So Nashville with a population of darn near 2 million is "the Boondocks?" Am I missing that part of this that had something about a job in someplace that could even remotely be considered Boondocky?
You see, San Francisco is where the Internet is. You might think it's a globally interconnected network of computers, but in fact it's really all in one place, and so the further away from it you are, the less you can channel its power into disrupting markets.
SV stole the industry from Boston, and I think we can assume that if SV wanted to support remote organizational models that they would have done so more readily than they have. Best of the best, after all.
I know this is satire but it's not untrue. A lot of important sites on the Internet were/are being created in San Francisco. More recognizably so than anywhere else.
When I was a kid, I watched Disney movies. I had this whole alternate "Disney" universe constructed in my head. Cinderalla, Aladdin, Peter Pan, Sleeping Beauty, etc.
But importantly, they only existed in my head---and of course, on the screen.
Then I got to visit Disneyland. Suddenly Sleeping Beauty's castle is a real place, and I've been there. I've taken a pull on the Sword in the Stone.
----------
A couple years ago, long on knowledge about monads and short on portfolio, I found myself in need of a job in the Bay Area. I started working for Zirx, an on-demand valet company. Basically my job was to run around SoMa and pick up people's cars, and later return them to them. The rest of the time, I wandered the streets, waiting for my company-issued phone to summon me.
Imagine my surprise one day when, running from parking a car near 2nd Street, I saw Github.
"Oh," I thought. "I guess that's where that is."
Or Hipmunk, which was recessed behind a grate. Or that building right by the freeway on the east side of 2nd, that has five floors and about ten startups.
So, I don't know. To me---to an extent---San Francisco really is where the Internet is.
I hate that customer support in start ups is considered nothing more than a leg up into a "real" job. It may not be the best paid job in the organisation, but it's crucial and certainly shouldn't be paid at such a fraction of other jobs that "promotion" to another department is the only viable option.
Agreed. It is a differentiating feature (see: Amazon/Zappos/Apple Store), and an important source of information for product development. And certainly, not everyone can do it well. I can see Customer Service being the starting point for Service Designers and integrated with that department.
What is the business reason that Lyft is moving their customer service jobs here? Wages are not low here. Perhaps it is lack of state income tax? HMMMM
Oh, I think the fact that TN's median income is about 70% that of CA and Nashville's is about 60% that of SF might have had something to do with it, along with commercial lease rates being 20% those of SF office space. Meanwhile, the rest of the company is still commuting to the Mission.
Well, outsourcing to Nashville is better than having entire work outsourced to India.
Though I must admit that having lived in Mumbai, Upstate New York and New York City, the cost of living is low argument is bullshit. It is just sugar coating the fact that your work/job profile is not important enough for the company to merit the benefits that living in a metropolis brings.

◆ **EXERCISE INPUT**:
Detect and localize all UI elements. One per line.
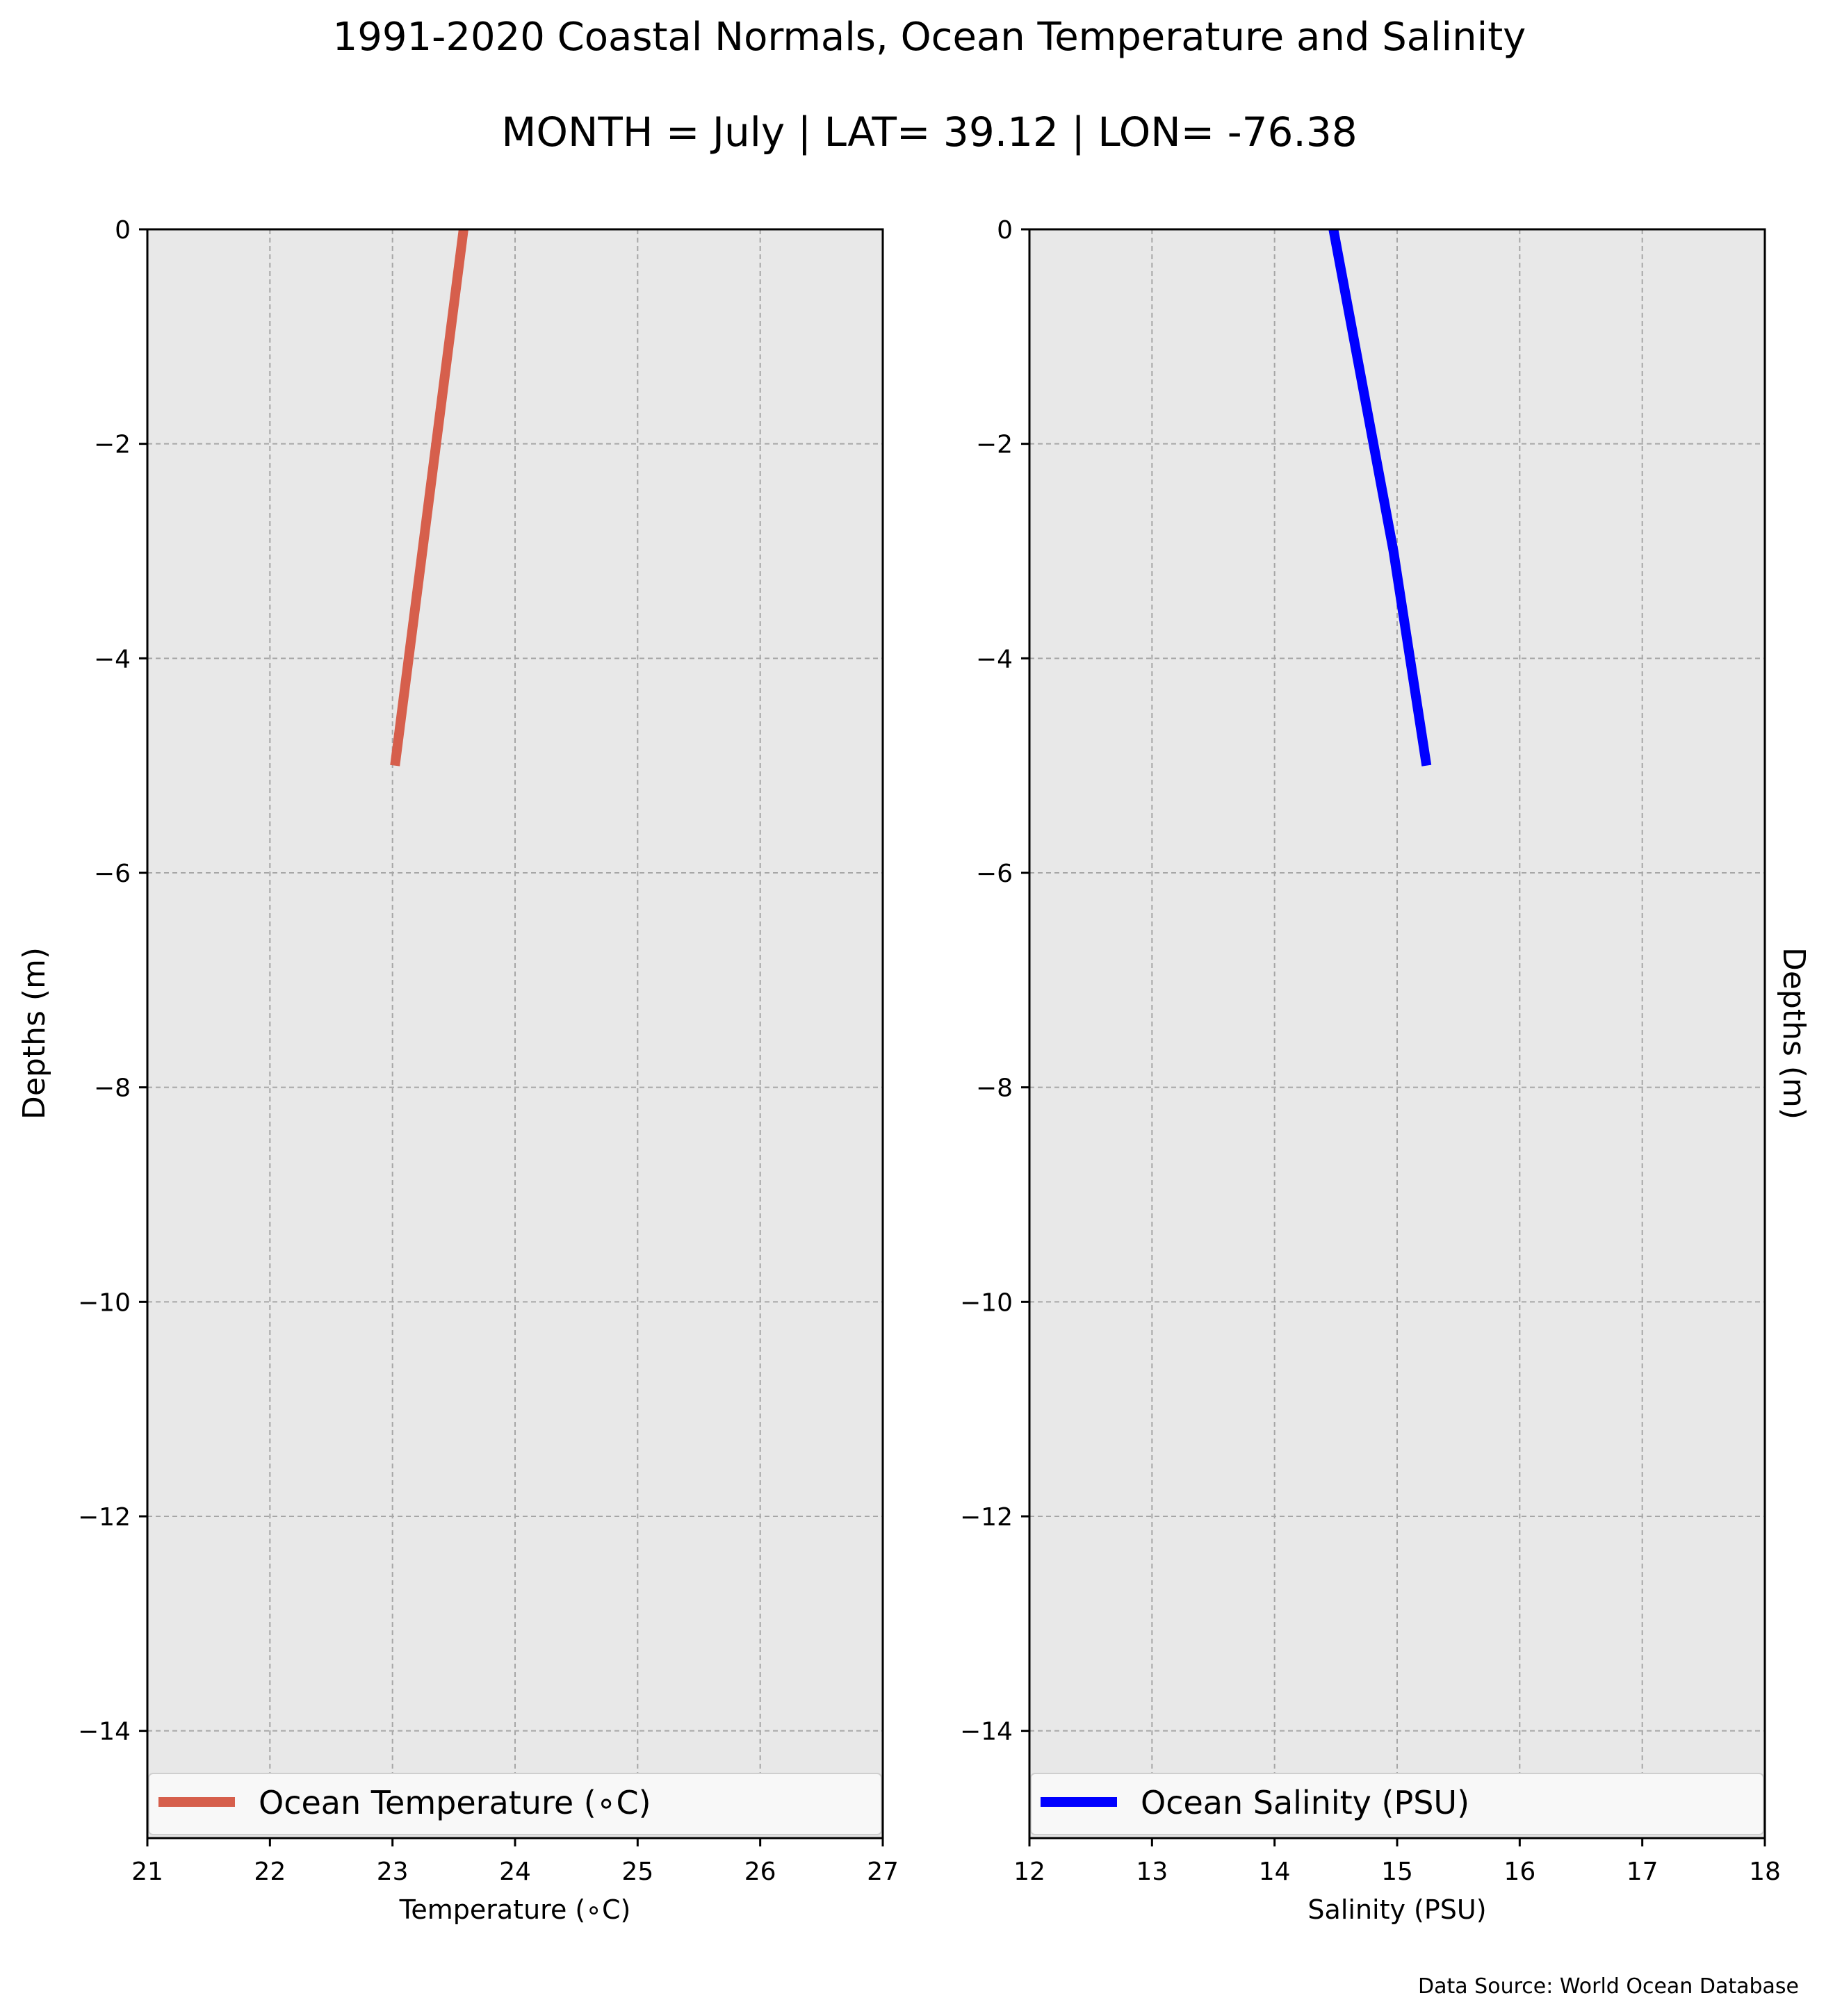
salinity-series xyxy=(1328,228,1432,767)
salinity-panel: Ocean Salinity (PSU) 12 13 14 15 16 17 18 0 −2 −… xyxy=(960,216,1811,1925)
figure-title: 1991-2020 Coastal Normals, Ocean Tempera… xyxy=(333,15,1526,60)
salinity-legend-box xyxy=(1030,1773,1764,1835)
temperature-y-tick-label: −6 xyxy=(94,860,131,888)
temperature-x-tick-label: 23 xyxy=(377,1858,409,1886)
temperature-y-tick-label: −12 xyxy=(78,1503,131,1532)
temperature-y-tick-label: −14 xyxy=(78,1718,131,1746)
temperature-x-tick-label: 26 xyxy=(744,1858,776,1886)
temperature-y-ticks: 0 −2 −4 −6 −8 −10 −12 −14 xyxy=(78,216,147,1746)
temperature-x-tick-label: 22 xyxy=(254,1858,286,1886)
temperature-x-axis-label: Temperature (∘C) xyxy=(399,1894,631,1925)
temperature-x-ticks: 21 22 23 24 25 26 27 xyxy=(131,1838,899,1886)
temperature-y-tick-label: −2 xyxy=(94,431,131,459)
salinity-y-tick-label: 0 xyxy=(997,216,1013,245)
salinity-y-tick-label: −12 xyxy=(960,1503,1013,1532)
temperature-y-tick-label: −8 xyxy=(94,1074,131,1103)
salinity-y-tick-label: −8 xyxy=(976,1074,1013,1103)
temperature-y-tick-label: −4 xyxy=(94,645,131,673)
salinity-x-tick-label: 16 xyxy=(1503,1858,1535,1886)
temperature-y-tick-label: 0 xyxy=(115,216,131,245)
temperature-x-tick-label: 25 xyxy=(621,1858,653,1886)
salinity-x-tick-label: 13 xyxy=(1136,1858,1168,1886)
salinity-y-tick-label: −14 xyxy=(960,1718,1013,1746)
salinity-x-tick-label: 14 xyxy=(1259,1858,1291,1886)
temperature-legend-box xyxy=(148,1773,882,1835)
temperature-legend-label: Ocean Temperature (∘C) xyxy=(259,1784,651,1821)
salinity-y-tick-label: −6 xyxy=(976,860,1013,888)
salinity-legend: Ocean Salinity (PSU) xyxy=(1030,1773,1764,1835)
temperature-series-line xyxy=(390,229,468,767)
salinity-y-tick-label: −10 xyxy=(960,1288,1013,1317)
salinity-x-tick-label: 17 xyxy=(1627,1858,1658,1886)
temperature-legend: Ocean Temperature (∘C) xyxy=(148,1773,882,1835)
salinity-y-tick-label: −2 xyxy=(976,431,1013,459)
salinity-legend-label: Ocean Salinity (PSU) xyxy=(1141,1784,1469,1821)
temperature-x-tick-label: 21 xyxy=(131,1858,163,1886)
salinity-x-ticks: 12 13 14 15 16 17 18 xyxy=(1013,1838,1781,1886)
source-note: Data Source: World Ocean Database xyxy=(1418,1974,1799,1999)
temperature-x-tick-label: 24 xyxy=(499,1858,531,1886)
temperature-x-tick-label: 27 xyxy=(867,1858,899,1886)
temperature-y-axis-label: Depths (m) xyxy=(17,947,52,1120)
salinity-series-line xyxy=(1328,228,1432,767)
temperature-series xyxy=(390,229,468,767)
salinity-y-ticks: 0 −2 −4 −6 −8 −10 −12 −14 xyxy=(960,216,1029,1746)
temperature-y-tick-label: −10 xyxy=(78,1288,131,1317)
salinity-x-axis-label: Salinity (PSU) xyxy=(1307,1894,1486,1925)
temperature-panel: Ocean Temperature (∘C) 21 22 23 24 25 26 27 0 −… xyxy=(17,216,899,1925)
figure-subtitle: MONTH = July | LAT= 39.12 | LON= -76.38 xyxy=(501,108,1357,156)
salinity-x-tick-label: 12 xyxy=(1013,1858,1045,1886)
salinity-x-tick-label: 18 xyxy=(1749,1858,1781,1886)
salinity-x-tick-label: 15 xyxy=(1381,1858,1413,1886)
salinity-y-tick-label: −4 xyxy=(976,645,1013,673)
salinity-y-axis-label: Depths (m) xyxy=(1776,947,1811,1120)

* * *

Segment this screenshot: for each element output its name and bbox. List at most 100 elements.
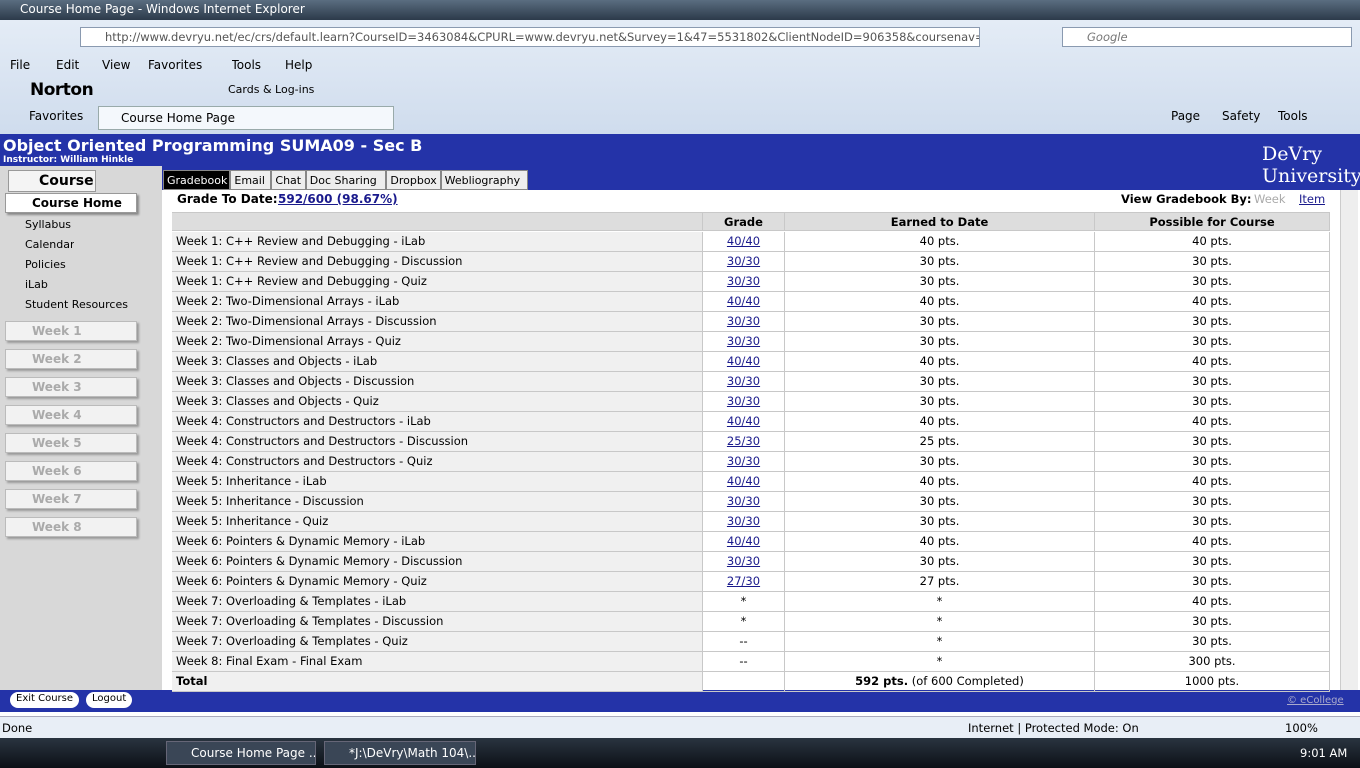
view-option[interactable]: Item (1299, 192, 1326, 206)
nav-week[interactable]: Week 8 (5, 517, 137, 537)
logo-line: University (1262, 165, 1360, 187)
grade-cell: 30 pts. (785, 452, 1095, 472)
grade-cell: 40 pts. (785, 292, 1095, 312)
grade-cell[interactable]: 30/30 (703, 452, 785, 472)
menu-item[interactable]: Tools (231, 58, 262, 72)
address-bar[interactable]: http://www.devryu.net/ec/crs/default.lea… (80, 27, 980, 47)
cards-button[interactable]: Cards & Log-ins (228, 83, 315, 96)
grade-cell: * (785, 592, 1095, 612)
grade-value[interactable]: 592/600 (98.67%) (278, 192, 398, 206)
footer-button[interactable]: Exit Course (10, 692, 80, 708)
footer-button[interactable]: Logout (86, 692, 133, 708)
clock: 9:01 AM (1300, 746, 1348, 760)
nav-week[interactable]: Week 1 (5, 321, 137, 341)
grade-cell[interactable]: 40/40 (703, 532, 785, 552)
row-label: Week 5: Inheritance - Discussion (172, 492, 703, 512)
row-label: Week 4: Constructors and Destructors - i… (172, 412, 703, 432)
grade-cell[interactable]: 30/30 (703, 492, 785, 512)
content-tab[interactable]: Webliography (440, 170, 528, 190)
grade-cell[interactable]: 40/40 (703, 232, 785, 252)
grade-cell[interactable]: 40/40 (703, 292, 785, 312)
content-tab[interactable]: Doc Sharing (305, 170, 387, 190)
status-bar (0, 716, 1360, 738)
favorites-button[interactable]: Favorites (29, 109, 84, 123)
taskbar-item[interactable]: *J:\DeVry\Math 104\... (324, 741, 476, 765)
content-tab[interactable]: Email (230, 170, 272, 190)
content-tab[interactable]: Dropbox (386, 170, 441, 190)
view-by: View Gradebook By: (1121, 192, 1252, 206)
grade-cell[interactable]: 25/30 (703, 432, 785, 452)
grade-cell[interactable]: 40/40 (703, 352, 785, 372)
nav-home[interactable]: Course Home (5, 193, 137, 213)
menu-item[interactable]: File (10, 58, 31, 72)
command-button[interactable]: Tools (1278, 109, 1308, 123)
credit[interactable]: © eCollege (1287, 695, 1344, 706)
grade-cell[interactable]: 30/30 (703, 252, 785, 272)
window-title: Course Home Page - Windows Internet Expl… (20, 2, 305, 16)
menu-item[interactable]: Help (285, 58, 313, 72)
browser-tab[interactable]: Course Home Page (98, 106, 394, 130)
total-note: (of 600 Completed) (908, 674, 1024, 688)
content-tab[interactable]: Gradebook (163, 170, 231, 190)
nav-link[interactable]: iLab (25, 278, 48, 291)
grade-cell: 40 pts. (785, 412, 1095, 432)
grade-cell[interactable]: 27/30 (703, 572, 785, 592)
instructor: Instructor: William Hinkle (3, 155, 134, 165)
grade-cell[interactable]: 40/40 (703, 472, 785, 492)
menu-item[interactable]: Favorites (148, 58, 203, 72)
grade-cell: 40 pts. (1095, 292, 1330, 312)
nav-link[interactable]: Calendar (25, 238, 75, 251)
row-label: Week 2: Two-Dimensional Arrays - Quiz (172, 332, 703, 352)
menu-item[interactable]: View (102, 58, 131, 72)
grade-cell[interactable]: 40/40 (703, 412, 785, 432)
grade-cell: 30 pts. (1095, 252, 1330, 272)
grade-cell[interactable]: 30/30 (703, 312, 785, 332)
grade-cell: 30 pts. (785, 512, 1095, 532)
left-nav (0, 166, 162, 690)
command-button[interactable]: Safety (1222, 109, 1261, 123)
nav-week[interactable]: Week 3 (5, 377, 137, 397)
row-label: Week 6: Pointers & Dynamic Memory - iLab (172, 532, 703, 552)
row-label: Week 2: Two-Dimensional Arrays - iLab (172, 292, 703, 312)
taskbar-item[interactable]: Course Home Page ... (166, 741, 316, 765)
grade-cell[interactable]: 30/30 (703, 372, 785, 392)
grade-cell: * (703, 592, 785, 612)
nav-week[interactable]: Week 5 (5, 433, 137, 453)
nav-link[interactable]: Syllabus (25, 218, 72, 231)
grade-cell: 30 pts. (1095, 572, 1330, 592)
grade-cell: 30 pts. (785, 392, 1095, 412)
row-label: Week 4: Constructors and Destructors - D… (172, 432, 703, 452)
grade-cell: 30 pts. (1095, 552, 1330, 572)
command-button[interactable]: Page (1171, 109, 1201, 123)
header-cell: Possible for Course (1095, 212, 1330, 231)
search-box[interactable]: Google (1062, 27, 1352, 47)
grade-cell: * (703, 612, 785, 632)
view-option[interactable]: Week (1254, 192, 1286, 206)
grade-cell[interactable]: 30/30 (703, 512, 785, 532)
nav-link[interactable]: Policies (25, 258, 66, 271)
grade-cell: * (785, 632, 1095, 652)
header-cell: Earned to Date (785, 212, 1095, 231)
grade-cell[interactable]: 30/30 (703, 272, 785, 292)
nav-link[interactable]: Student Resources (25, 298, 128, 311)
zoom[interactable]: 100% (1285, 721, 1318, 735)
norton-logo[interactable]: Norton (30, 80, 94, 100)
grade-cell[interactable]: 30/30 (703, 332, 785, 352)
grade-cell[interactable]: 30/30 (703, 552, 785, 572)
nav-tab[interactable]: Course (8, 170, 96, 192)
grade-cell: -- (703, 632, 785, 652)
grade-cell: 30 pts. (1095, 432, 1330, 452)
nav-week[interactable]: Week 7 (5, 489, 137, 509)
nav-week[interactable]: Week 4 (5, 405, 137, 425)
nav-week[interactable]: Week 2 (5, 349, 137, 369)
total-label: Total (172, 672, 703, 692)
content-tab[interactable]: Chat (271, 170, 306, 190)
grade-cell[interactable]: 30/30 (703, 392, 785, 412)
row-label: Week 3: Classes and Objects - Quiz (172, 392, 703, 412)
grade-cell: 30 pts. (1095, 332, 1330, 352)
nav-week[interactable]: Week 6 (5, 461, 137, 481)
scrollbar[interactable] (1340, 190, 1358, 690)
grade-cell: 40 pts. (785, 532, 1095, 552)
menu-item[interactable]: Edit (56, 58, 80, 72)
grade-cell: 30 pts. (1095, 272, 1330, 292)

◆ **TO BE DONE**:
1/ In the comments about San Francisco and the Internet, which company did the commenter who needed a job in the Bay Area start working for?
2/ Duplicate the rows from the line containing "view-option[interactable]: Item (1299, 192, 1326, 206)" through the line containing "clock: 9:01 AM (1300, 746, 1348, 760)", inclusive, keeping every character of each line unchanged.
The rows have no connection to the text.

◆ **ANSWERS BY TASK**:
1/ Zirx, an on-demand valet company.

2/
view-option[interactable]: Item (1299, 192, 1326, 206)
nav-week[interactable]: Week 8 (5, 517, 137, 537)
logo-line: University (1262, 165, 1360, 187)
grade-cell: 30 pts. (785, 452, 1095, 472)
grade-cell: 40 pts. (785, 292, 1095, 312)
grade-cell[interactable]: 30/30 (703, 452, 785, 472)
menu-item[interactable]: Tools (231, 58, 262, 72)
address-bar[interactable]: http://www.devryu.net/ec/crs/default.lea… (80, 27, 980, 47)
cards-button[interactable]: Cards & Log-ins (228, 83, 315, 96)
grade-cell: * (785, 592, 1095, 612)
grade-value[interactable]: 592/600 (98.67%) (278, 192, 398, 206)
footer-button[interactable]: Exit Course (10, 692, 80, 708)
footer-button[interactable]: Logout (86, 692, 133, 708)
clock: 9:01 AM (1300, 746, 1348, 760)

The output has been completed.